Records that describe figures
(begin)
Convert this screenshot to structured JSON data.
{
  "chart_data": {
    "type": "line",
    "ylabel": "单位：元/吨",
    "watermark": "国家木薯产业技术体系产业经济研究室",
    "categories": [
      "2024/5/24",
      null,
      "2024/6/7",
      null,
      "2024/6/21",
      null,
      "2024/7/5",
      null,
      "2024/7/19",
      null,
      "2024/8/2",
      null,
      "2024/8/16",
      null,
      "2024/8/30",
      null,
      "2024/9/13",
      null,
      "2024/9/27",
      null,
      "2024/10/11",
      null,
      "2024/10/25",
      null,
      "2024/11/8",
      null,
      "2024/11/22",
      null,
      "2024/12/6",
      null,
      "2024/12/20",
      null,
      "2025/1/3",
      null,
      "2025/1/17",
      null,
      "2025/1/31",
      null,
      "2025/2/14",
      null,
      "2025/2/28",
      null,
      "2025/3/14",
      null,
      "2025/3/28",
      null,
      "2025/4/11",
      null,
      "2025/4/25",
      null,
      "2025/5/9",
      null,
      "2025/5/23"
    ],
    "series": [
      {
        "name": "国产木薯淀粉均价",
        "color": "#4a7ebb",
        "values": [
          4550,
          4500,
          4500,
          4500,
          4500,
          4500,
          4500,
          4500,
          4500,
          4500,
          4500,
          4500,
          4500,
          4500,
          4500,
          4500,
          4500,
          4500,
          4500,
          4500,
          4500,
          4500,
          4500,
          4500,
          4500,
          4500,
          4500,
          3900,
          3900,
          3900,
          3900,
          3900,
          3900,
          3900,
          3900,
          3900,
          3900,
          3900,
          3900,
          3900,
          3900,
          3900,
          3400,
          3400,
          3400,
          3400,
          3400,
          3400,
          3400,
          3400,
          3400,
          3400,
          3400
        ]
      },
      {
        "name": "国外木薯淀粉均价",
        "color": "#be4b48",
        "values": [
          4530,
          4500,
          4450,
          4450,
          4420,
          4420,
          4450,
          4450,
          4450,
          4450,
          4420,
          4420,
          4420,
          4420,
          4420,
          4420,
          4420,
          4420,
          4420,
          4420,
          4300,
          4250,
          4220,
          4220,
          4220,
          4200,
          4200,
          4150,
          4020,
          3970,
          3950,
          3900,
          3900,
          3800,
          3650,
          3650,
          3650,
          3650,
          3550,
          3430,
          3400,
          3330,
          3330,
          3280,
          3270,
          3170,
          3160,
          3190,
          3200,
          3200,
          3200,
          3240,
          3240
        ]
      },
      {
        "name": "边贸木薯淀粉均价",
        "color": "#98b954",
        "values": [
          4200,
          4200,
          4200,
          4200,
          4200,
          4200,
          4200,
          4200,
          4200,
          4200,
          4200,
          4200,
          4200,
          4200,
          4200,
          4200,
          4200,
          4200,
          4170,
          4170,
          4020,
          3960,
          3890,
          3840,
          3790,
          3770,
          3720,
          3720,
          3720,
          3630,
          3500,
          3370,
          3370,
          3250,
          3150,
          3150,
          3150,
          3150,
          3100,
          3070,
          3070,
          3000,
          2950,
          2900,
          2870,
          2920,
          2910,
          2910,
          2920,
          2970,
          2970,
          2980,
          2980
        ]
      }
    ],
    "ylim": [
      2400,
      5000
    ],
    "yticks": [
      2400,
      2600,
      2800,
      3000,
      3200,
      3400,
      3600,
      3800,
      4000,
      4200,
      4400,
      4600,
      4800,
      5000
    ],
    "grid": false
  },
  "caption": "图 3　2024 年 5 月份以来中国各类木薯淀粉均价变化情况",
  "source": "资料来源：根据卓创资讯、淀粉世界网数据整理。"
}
(end)
(begin)
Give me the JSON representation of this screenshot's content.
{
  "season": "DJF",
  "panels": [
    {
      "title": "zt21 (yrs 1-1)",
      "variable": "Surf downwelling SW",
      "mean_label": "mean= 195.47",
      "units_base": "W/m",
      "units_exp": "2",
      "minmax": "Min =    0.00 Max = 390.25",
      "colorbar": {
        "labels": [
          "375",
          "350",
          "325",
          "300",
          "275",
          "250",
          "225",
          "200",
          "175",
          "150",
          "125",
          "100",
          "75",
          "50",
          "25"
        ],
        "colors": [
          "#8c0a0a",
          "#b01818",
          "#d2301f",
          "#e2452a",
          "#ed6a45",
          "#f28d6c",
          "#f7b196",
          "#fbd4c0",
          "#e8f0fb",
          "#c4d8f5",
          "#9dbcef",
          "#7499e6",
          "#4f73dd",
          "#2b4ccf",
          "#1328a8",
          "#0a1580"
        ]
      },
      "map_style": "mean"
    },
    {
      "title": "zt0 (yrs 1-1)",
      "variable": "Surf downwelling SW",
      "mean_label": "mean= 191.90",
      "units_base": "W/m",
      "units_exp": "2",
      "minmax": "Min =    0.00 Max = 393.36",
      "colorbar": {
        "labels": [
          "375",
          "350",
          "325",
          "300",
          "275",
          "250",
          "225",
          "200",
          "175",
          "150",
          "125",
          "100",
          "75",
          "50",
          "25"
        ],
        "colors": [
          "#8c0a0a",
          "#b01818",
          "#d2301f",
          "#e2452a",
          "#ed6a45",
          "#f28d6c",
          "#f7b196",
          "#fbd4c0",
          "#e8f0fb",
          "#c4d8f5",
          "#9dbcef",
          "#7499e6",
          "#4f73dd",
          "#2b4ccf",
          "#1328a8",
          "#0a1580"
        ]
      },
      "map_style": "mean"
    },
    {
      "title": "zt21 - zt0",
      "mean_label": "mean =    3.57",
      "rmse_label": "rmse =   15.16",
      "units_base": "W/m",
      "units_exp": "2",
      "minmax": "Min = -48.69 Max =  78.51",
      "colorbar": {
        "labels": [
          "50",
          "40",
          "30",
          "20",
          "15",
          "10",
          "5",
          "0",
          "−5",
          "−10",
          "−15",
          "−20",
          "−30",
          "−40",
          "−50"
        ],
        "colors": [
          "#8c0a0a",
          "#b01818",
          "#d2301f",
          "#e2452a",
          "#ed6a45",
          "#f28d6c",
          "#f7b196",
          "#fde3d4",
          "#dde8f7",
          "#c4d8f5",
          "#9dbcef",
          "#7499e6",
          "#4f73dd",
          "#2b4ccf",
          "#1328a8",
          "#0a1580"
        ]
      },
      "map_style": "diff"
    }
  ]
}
(end)
▶ Exercise requirements
Copy out each line that contains the word "minmax".

▶ Complete output
      "minmax": "Min =    0.00 Max = 390.25",
      "minmax": "Min =    0.00 Max = 393.36",
      "minmax": "Min = -48.69 Max =  78.51",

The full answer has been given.